| DIRECTIONS |
Transcribe the data that follows precisely, omitting nothing.

+ + + +

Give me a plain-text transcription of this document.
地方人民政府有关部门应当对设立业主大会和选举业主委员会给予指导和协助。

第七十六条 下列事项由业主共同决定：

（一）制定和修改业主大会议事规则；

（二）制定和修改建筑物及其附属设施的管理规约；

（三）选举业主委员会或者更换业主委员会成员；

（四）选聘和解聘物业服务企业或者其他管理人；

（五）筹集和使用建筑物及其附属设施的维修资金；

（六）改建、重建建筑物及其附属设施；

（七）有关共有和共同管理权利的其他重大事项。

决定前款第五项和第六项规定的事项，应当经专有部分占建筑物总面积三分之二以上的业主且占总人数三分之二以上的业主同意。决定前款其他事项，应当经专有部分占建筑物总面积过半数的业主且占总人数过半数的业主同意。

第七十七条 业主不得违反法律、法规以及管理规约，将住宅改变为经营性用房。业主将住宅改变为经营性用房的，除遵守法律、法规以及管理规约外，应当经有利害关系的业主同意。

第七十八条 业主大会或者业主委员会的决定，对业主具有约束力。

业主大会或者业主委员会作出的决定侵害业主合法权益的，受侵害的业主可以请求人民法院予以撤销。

+ + + +

| SOLUTION TO THIS TASK |
Give me a plain-text transcription of this document.
地方人民政府有关部门应当对设立业主大会和选举业主委员会给予指导和协助。

第七十六条 下列事项由业主共同决定：

（一）制定和修改业主大会议事规则；

（二）制定和修改建筑物及其附属设施的管理规约；

（三）选举业主委员会或者更换业主委员会成员；

（四）选聘和解聘物业服务企业或者其他管理人；

（五）筹集和使用建筑物及其附属设施的维修资金；

（六）改建、重建建筑物及其附属设施；

（七）有关共有和共同管理权利的其他重大事项。

决定前款第五项和第六项规定的事项，应当经专有部分占建筑物总面积三分之二以上的业主且占总人数三分之二以上的业主同意。决定前款其他事项，应当经专有部分占建筑物总面积过半数的业主且占总人数过半数的业主同意。

第七十七条 业主不得违反法律、法规以及管理规约，将住宅改变为经营性用房。业主将住宅改变为经营性用房的，除遵守法律、法规以及管理规约外，应当经有利害关系的业主同意。

第七十八条 业主大会或者业主委员会的决定，对业主具有约束力。

业主大会或者业主委员会作出的决定侵害业主合法权益的，受侵害的业主可以请求人民法院予以撤销。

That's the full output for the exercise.